* _Problem to solve_: Output the data below in full, character for character.

--- Start ---

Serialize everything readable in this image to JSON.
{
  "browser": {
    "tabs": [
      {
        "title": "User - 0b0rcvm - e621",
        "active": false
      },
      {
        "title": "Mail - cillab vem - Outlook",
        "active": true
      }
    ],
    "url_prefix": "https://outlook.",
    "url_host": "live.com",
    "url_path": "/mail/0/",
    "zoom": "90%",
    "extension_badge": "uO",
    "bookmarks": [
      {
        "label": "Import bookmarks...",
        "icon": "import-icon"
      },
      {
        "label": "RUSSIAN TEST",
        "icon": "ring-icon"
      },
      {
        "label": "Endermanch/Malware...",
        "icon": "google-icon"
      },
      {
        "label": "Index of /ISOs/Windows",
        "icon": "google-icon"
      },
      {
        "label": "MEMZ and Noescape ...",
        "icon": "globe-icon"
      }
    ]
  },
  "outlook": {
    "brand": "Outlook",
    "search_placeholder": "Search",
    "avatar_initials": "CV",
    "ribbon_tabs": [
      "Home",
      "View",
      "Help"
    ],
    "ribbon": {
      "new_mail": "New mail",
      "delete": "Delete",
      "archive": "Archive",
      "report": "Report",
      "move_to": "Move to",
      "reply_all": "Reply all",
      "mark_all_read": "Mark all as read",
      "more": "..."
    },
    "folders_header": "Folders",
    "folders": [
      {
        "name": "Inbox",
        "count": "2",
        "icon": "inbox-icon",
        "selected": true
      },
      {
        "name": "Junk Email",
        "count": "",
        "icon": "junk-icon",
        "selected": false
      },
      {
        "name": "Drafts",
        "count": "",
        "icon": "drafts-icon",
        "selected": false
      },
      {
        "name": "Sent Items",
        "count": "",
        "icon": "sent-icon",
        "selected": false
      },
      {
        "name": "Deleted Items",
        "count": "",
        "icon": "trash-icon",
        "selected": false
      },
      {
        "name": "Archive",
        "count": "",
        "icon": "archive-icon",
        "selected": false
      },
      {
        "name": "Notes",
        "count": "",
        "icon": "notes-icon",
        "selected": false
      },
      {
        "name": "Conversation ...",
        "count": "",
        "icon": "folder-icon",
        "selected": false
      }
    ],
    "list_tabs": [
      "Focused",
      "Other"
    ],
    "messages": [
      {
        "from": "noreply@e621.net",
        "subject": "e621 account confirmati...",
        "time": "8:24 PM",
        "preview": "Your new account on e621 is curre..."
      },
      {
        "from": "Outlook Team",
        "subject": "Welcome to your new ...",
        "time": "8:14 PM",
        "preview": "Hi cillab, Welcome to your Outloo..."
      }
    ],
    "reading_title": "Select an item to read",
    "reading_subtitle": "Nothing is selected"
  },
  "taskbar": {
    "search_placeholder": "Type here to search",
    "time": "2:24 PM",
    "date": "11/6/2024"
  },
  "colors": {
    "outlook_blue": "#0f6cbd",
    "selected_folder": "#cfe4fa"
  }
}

--- End ---

* _Result of this task_:
Serialize everything readable in this image to JSON.
{
  "browser": {
    "tabs": [
      {
        "title": "User - 0b0rcvm - e621",
        "active": false
      },
      {
        "title": "Mail - cillab vem - Outlook",
        "active": true
      }
    ],
    "url_prefix": "https://outlook.",
    "url_host": "live.com",
    "url_path": "/mail/0/",
    "zoom": "90%",
    "extension_badge": "uO",
    "bookmarks": [
      {
        "label": "Import bookmarks...",
        "icon": "import-icon"
      },
      {
        "label": "RUSSIAN TEST",
        "icon": "ring-icon"
      },
      {
        "label": "Endermanch/Malware...",
        "icon": "google-icon"
      },
      {
        "label": "Index of /ISOs/Windows",
        "icon": "google-icon"
      },
      {
        "label": "MEMZ and Noescape ...",
        "icon": "globe-icon"
      }
    ]
  },
  "outlook": {
    "brand": "Outlook",
    "search_placeholder": "Search",
    "avatar_initials": "CV",
    "ribbon_tabs": [
      "Home",
      "View",
      "Help"
    ],
    "ribbon": {
      "new_mail": "New mail",
      "delete": "Delete",
      "archive": "Archive",
      "report": "Report",
      "move_to": "Move to",
      "reply_all": "Reply all",
      "mark_all_read": "Mark all as read",
      "more": "..."
    },
    "folders_header": "Folders",
    "folders": [
      {
        "name": "Inbox",
        "count": "2",
        "icon": "inbox-icon",
        "selected": true
      },
      {
        "name": "Junk Email",
        "count": "",
        "icon": "junk-icon",
        "selected": false
      },
      {
        "name": "Drafts",
        "count": "",
        "icon": "drafts-icon",
        "selected": false
      },
      {
        "name": "Sent Items",
        "count": "",
        "icon": "sent-icon",
        "selected": false
      },
      {
        "name": "Deleted Items",
        "count": "",
        "icon": "trash-icon",
        "selected": false
      },
      {
        "name": "Archive",
        "count": "",
        "icon": "archive-icon",
        "selected": false
      },
      {
        "name": "Notes",
        "count": "",
        "icon": "notes-icon",
        "selected": false
      },
      {
        "name": "Conversation ...",
        "count": "",
        "icon": "folder-icon",
        "selected": false
      }
    ],
    "list_tabs": [
      "Focused",
      "Other"
    ],
    "messages": [
      {
        "from": "noreply@e621.net",
        "subject": "e621 account confirmati...",
        "time": "8:24 PM",
        "preview": "Your new account on e621 is curre..."
      },
      {
        "from": "Outlook Team",
        "subject": "Welcome to your new ...",
        "time": "8:14 PM",
        "preview": "Hi cillab, Welcome to your Outloo..."
      }
    ],
    "reading_title": "Select an item to read",
    "reading_subtitle": "Nothing is selected"
  },
  "taskbar": {
    "search_placeholder": "Type here to search",
    "time": "2:24 PM",
    "date": "11/6/2024"
  },
  "colors": {
    "outlook_blue": "#0f6cbd",
    "selected_folder": "#cfe4fa"
  }
}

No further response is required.